* _WHAT IS BEING ASKED_
Restate every entry word for word.

* _PROVIDED DATA_
-- START --
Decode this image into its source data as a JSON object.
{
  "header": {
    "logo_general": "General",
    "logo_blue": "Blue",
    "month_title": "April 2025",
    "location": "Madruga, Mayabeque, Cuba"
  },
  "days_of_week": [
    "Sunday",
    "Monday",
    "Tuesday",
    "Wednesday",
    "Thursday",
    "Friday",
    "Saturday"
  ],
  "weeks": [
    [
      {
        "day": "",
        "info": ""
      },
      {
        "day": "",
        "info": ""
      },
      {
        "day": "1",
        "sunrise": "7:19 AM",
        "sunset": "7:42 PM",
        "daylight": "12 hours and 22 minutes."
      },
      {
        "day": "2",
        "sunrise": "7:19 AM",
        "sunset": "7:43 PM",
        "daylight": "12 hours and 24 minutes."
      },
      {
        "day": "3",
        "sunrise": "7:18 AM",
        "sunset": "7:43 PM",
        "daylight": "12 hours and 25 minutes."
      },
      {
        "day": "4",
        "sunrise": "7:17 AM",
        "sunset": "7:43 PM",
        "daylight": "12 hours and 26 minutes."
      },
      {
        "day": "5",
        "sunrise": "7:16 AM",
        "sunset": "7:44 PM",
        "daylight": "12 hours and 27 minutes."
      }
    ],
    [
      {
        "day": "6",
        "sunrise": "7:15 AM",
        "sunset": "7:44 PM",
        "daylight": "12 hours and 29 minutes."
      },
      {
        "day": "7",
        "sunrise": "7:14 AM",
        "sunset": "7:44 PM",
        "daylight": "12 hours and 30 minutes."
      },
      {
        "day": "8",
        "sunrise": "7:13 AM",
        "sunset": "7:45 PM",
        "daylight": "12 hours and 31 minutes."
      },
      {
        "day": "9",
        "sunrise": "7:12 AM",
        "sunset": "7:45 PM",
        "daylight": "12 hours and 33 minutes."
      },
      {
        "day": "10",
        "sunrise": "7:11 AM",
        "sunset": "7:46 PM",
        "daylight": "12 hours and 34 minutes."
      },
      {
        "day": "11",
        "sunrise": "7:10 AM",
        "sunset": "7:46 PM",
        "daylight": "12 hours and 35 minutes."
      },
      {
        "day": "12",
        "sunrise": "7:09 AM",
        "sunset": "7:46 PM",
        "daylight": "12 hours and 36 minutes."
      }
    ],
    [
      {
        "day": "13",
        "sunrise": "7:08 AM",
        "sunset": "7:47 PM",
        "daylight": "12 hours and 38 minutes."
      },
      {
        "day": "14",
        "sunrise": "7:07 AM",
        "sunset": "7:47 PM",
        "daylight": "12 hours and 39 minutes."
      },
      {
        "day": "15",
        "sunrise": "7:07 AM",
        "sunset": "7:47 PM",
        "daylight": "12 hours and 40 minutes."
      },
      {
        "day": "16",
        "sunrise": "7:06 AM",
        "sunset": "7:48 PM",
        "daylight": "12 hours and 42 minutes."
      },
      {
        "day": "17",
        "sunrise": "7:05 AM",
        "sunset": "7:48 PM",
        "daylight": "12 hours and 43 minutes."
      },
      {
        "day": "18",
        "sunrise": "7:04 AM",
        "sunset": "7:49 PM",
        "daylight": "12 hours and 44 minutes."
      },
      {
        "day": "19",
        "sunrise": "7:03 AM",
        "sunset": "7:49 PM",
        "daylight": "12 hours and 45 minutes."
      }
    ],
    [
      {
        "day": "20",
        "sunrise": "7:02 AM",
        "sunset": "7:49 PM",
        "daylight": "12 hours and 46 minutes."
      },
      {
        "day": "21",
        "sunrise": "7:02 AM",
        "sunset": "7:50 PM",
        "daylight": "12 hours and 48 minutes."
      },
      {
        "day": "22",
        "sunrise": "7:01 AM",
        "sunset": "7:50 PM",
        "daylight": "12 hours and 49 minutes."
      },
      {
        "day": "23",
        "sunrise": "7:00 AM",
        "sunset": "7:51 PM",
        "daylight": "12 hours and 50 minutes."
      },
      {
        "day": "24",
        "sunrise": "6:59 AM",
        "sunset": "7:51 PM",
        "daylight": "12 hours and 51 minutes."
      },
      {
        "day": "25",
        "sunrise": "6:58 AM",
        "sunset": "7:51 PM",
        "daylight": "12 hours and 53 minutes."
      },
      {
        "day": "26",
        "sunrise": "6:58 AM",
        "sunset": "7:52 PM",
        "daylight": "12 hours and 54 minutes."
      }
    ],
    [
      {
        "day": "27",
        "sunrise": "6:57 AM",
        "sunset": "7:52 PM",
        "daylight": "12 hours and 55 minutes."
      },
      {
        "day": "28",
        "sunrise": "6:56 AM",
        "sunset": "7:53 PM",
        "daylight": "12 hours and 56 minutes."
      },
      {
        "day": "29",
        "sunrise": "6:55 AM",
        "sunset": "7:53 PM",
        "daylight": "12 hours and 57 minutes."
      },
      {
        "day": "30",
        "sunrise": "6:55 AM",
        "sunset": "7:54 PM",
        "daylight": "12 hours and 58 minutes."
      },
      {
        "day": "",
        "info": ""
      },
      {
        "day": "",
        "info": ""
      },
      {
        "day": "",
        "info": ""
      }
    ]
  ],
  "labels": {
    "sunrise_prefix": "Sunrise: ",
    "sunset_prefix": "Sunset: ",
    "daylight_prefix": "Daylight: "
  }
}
-- END --
* _ANSWER_
Decode this image into its source data as a JSON object.
{
  "header": {
    "logo_general": "General",
    "logo_blue": "Blue",
    "month_title": "April 2025",
    "location": "Madruga, Mayabeque, Cuba"
  },
  "days_of_week": [
    "Sunday",
    "Monday",
    "Tuesday",
    "Wednesday",
    "Thursday",
    "Friday",
    "Saturday"
  ],
  "weeks": [
    [
      {
        "day": "",
        "info": ""
      },
      {
        "day": "",
        "info": ""
      },
      {
        "day": "1",
        "sunrise": "7:19 AM",
        "sunset": "7:42 PM",
        "daylight": "12 hours and 22 minutes."
      },
      {
        "day": "2",
        "sunrise": "7:19 AM",
        "sunset": "7:43 PM",
        "daylight": "12 hours and 24 minutes."
      },
      {
        "day": "3",
        "sunrise": "7:18 AM",
        "sunset": "7:43 PM",
        "daylight": "12 hours and 25 minutes."
      },
      {
        "day": "4",
        "sunrise": "7:17 AM",
        "sunset": "7:43 PM",
        "daylight": "12 hours and 26 minutes."
      },
      {
        "day": "5",
        "sunrise": "7:16 AM",
        "sunset": "7:44 PM",
        "daylight": "12 hours and 27 minutes."
      }
    ],
    [
      {
        "day": "6",
        "sunrise": "7:15 AM",
        "sunset": "7:44 PM",
        "daylight": "12 hours and 29 minutes."
      },
      {
        "day": "7",
        "sunrise": "7:14 AM",
        "sunset": "7:44 PM",
        "daylight": "12 hours and 30 minutes."
      },
      {
        "day": "8",
        "sunrise": "7:13 AM",
        "sunset": "7:45 PM",
        "daylight": "12 hours and 31 minutes."
      },
      {
        "day": "9",
        "sunrise": "7:12 AM",
        "sunset": "7:45 PM",
        "daylight": "12 hours and 33 minutes."
      },
      {
        "day": "10",
        "sunrise": "7:11 AM",
        "sunset": "7:46 PM",
        "daylight": "12 hours and 34 minutes."
      },
      {
        "day": "11",
        "sunrise": "7:10 AM",
        "sunset": "7:46 PM",
        "daylight": "12 hours and 35 minutes."
      },
      {
        "day": "12",
        "sunrise": "7:09 AM",
        "sunset": "7:46 PM",
        "daylight": "12 hours and 36 minutes."
      }
    ],
    [
      {
        "day": "13",
        "sunrise": "7:08 AM",
        "sunset": "7:47 PM",
        "daylight": "12 hours and 38 minutes."
      },
      {
        "day": "14",
        "sunrise": "7:07 AM",
        "sunset": "7:47 PM",
        "daylight": "12 hours and 39 minutes."
      },
      {
        "day": "15",
        "sunrise": "7:07 AM",
        "sunset": "7:47 PM",
        "daylight": "12 hours and 40 minutes."
      },
      {
        "day": "16",
        "sunrise": "7:06 AM",
        "sunset": "7:48 PM",
        "daylight": "12 hours and 42 minutes."
      },
      {
        "day": "17",
        "sunrise": "7:05 AM",
        "sunset": "7:48 PM",
        "daylight": "12 hours and 43 minutes."
      },
      {
        "day": "18",
        "sunrise": "7:04 AM",
        "sunset": "7:49 PM",
        "daylight": "12 hours and 44 minutes."
      },
      {
        "day": "19",
        "sunrise": "7:03 AM",
        "sunset": "7:49 PM",
        "daylight": "12 hours and 45 minutes."
      }
    ],
    [
      {
        "day": "20",
        "sunrise": "7:02 AM",
        "sunset": "7:49 PM",
        "daylight": "12 hours and 46 minutes."
      },
      {
        "day": "21",
        "sunrise": "7:02 AM",
        "sunset": "7:50 PM",
        "daylight": "12 hours and 48 minutes."
      },
      {
        "day": "22",
        "sunrise": "7:01 AM",
        "sunset": "7:50 PM",
        "daylight": "12 hours and 49 minutes."
      },
      {
        "day": "23",
        "sunrise": "7:00 AM",
        "sunset": "7:51 PM",
        "daylight": "12 hours and 50 minutes."
      },
      {
        "day": "24",
        "sunrise": "6:59 AM",
        "sunset": "7:51 PM",
        "daylight": "12 hours and 51 minutes."
      },
      {
        "day": "25",
        "sunrise": "6:58 AM",
        "sunset": "7:51 PM",
        "daylight": "12 hours and 53 minutes."
      },
      {
        "day": "26",
        "sunrise": "6:58 AM",
        "sunset": "7:52 PM",
        "daylight": "12 hours and 54 minutes."
      }
    ],
    [
      {
        "day": "27",
        "sunrise": "6:57 AM",
        "sunset": "7:52 PM",
        "daylight": "12 hours and 55 minutes."
      },
      {
        "day": "28",
        "sunrise": "6:56 AM",
        "sunset": "7:53 PM",
        "daylight": "12 hours and 56 minutes."
      },
      {
        "day": "29",
        "sunrise": "6:55 AM",
        "sunset": "7:53 PM",
        "daylight": "12 hours and 57 minutes."
      },
      {
        "day": "30",
        "sunrise": "6:55 AM",
        "sunset": "7:54 PM",
        "daylight": "12 hours and 58 minutes."
      },
      {
        "day": "",
        "info": ""
      },
      {
        "day": "",
        "info": ""
      },
      {
        "day": "",
        "info": ""
      }
    ]
  ],
  "labels": {
    "sunrise_prefix": "Sunrise: ",
    "sunset_prefix": "Sunset: ",
    "daylight_prefix": "Daylight: "
  }
}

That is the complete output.